**MATERIAL PROVIDED:**
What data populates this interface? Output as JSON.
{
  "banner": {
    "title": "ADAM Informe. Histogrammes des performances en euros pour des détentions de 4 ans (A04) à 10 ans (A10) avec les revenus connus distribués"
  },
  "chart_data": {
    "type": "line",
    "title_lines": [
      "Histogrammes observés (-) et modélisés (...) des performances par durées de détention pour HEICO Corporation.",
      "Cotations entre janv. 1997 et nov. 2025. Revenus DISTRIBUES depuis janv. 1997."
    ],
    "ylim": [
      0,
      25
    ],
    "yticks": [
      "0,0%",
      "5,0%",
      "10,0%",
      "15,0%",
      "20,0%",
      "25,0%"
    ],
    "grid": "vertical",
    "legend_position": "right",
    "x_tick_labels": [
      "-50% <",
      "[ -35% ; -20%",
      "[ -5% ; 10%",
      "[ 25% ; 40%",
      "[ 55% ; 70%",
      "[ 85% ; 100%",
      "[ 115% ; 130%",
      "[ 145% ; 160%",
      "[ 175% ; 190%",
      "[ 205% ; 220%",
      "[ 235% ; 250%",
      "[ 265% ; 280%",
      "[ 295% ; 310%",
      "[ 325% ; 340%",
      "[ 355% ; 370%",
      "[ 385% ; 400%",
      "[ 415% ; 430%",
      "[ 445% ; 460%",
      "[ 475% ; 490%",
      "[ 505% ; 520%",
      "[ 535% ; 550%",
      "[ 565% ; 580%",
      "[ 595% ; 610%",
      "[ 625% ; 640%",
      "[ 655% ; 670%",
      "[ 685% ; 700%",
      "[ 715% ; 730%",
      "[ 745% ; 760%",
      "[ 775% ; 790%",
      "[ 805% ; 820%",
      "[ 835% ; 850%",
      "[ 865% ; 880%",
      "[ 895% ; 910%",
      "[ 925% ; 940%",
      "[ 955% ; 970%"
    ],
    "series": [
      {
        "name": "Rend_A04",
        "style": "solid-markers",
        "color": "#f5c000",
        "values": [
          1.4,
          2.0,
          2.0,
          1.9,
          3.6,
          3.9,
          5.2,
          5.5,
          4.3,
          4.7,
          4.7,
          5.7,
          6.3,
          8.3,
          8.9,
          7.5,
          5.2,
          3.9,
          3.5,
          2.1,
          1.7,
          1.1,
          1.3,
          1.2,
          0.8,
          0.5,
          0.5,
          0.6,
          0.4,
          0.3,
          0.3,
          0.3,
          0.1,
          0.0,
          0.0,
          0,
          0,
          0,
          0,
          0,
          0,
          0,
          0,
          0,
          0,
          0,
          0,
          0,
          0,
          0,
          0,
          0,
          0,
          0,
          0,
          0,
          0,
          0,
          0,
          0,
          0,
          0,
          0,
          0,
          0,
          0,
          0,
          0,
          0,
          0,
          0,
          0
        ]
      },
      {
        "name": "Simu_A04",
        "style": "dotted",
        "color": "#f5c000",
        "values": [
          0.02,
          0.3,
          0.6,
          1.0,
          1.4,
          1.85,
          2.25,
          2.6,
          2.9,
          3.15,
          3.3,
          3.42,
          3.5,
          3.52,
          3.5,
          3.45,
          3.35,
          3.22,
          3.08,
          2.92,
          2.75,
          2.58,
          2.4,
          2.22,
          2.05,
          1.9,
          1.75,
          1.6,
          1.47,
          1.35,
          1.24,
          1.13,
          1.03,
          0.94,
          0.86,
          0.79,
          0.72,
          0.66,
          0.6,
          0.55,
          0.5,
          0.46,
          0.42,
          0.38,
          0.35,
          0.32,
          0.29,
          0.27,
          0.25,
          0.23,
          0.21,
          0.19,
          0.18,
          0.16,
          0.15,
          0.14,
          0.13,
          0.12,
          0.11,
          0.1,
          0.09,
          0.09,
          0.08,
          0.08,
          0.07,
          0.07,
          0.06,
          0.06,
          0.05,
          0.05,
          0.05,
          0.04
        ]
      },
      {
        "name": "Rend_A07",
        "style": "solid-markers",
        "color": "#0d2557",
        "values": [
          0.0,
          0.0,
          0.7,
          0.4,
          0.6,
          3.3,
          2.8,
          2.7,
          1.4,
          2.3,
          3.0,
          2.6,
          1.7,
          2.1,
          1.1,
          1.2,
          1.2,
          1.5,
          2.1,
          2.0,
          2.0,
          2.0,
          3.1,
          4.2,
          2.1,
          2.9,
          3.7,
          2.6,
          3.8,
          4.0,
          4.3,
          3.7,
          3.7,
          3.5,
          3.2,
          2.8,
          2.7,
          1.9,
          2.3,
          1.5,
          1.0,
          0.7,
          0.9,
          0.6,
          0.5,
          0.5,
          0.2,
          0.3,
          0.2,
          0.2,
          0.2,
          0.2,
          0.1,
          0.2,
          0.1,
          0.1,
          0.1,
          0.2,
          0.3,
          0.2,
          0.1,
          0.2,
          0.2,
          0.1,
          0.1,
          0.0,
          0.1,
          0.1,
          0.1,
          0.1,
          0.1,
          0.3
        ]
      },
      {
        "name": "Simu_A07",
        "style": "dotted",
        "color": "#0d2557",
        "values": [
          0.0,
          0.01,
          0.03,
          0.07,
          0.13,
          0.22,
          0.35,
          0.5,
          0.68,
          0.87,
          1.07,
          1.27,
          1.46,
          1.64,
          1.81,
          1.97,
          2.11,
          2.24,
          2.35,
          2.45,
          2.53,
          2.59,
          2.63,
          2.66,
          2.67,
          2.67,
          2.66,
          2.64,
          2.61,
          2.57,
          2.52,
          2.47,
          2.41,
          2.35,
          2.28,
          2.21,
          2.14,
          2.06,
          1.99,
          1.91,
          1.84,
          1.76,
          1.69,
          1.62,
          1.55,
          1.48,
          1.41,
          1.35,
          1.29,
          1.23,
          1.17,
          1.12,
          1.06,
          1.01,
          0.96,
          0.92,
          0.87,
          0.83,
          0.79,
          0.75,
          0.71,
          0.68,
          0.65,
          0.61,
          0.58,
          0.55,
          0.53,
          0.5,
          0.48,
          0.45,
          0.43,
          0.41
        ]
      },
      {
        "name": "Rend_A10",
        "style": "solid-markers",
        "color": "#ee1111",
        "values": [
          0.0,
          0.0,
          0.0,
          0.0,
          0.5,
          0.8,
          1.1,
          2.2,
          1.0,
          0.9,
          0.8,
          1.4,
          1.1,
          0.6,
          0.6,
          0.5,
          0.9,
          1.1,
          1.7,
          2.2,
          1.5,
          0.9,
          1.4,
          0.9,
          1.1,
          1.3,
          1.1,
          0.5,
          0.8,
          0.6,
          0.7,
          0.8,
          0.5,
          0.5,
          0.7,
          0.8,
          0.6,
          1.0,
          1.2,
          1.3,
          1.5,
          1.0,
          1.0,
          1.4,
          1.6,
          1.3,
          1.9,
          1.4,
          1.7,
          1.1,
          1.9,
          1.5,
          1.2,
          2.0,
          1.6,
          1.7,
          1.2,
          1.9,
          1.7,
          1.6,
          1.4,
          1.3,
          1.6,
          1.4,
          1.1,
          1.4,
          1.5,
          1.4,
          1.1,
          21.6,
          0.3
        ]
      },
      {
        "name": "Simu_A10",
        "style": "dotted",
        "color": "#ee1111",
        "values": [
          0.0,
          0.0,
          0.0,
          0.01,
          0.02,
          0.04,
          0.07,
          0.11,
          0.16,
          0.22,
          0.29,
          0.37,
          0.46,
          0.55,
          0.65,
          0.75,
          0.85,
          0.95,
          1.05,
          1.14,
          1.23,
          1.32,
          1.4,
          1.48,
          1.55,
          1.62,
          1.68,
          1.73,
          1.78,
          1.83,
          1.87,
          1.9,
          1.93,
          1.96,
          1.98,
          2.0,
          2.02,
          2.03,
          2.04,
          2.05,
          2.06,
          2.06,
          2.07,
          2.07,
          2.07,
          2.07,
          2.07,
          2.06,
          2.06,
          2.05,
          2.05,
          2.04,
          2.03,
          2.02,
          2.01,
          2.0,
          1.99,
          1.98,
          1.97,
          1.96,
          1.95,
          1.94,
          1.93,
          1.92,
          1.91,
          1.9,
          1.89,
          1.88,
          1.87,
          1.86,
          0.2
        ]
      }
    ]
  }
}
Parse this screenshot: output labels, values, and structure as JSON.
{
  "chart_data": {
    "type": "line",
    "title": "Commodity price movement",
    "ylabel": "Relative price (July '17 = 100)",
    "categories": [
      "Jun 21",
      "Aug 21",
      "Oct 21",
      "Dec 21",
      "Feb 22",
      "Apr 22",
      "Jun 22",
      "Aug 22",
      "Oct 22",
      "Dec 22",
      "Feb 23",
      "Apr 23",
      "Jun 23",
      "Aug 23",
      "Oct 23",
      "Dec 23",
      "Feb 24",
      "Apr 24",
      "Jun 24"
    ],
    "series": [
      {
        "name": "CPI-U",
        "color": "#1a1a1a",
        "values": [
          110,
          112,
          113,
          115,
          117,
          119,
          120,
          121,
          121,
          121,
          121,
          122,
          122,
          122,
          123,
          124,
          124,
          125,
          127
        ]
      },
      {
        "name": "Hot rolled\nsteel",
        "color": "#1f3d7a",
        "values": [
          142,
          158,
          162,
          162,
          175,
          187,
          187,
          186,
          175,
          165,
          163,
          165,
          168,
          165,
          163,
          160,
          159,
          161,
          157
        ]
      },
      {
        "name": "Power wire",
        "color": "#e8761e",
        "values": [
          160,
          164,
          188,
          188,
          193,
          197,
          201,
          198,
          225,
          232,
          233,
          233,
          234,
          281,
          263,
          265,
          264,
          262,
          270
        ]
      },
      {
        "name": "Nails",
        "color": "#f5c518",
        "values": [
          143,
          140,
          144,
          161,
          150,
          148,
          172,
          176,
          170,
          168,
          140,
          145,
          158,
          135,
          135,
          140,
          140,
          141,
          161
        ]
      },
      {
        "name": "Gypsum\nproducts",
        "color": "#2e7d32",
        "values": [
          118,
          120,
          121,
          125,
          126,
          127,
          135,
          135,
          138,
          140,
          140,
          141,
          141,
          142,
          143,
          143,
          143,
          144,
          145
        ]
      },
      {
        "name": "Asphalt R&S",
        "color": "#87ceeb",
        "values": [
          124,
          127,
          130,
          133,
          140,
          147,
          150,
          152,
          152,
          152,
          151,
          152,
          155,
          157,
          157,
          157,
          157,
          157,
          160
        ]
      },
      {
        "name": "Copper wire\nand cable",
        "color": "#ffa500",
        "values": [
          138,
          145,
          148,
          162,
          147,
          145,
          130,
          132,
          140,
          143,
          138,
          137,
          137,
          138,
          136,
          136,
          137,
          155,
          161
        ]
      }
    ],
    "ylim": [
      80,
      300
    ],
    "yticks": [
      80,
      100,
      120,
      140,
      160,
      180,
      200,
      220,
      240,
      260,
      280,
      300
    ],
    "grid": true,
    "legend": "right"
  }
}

**AIM:** List the lines that contain the word "right".

**CORRECT OUTPUT:**
    "legend_position": "right",
    "legend": "right"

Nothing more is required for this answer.